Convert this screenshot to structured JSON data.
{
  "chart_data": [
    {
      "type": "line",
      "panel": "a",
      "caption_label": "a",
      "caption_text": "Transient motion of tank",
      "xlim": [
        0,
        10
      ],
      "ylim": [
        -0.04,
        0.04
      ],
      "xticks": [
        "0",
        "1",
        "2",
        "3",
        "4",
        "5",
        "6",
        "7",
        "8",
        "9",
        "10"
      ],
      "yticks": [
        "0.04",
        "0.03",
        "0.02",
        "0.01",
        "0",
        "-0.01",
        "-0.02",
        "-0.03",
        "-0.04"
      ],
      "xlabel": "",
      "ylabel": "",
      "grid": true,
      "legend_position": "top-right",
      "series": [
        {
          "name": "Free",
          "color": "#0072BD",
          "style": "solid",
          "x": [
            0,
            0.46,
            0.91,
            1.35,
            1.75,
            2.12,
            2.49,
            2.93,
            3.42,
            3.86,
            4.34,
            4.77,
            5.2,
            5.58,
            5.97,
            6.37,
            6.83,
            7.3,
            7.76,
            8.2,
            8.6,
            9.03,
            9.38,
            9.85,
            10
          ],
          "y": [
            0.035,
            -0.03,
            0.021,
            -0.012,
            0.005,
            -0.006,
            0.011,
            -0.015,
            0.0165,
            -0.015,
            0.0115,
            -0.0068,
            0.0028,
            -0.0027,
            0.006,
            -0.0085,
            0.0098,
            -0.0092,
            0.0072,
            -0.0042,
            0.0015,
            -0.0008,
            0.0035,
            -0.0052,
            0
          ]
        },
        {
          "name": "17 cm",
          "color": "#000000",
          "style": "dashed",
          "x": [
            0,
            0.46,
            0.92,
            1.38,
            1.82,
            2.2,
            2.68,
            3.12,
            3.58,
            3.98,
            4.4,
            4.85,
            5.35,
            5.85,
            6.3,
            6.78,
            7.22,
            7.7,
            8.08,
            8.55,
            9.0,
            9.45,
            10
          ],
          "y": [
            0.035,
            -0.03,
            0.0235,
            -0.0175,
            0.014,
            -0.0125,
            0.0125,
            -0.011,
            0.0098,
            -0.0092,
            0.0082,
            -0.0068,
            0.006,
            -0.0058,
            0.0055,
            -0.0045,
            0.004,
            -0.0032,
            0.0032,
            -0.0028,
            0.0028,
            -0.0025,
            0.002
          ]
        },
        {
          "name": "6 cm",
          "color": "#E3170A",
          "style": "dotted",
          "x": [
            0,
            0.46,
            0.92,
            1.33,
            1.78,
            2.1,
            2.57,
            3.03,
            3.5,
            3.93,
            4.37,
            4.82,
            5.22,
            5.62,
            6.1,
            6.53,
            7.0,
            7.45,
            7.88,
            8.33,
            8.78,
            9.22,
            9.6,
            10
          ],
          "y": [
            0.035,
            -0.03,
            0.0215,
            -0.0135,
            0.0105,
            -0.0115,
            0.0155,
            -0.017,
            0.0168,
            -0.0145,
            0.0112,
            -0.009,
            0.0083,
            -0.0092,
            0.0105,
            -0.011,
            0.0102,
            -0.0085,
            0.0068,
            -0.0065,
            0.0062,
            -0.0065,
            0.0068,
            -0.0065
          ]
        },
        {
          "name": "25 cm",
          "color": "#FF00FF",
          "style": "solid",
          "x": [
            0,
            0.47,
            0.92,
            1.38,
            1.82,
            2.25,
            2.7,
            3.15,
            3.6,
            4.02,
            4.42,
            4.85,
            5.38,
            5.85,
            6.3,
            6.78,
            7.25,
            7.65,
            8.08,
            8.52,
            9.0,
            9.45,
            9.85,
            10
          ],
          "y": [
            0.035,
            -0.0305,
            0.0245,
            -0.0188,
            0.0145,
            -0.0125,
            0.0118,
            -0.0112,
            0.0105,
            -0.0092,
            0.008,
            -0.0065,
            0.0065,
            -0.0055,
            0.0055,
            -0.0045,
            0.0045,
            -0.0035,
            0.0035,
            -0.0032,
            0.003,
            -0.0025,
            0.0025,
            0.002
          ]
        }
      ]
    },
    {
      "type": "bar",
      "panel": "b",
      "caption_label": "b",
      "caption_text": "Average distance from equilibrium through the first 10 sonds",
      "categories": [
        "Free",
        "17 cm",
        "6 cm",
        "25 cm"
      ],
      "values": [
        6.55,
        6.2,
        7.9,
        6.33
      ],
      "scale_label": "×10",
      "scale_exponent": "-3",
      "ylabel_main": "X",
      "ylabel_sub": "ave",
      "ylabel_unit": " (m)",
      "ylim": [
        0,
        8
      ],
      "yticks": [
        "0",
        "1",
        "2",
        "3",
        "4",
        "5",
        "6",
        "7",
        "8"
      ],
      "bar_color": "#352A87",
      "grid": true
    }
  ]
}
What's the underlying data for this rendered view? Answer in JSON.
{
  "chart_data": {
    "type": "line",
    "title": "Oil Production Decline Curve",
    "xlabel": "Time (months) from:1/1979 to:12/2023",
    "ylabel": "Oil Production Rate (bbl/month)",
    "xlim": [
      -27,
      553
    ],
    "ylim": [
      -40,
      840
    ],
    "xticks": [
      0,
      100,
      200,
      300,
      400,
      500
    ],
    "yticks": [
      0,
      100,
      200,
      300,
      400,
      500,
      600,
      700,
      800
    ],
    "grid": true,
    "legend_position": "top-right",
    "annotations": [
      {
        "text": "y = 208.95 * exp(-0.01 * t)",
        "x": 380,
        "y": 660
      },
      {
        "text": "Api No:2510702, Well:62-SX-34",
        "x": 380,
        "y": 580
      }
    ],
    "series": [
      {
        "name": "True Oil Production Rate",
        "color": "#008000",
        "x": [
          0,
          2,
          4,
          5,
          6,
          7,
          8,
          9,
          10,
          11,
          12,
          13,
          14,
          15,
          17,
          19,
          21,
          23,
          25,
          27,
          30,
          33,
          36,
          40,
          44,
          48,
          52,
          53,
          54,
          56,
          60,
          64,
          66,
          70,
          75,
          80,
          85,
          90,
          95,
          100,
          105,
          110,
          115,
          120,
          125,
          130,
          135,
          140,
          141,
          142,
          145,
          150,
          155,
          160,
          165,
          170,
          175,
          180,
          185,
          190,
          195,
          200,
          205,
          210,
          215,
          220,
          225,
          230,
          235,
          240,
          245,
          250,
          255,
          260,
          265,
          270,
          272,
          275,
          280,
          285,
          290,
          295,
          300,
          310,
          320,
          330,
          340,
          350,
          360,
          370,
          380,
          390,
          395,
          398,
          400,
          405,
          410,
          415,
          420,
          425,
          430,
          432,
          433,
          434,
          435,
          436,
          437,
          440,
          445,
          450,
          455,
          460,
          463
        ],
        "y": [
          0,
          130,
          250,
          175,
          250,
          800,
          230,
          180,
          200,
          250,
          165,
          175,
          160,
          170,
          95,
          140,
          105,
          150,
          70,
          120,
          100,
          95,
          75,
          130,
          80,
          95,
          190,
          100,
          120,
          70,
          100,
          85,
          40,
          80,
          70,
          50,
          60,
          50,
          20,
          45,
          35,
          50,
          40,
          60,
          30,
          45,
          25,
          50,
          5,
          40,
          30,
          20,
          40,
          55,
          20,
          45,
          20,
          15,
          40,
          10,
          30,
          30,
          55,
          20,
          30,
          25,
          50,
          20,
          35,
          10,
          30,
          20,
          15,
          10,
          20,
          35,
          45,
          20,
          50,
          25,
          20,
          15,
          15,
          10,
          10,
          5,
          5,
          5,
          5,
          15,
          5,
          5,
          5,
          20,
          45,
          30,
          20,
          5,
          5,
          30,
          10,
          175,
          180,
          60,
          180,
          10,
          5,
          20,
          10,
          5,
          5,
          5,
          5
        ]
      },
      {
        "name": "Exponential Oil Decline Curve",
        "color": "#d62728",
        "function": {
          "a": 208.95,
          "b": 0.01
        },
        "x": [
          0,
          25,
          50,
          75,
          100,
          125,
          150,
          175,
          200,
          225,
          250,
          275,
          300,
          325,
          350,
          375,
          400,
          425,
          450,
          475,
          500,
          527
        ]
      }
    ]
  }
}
####################
- Work required
Among the entries above, identify all lines with "right" and copy them.

- Solution for this task
      "legend_position": "top-right",
    "legend_position": "top-right",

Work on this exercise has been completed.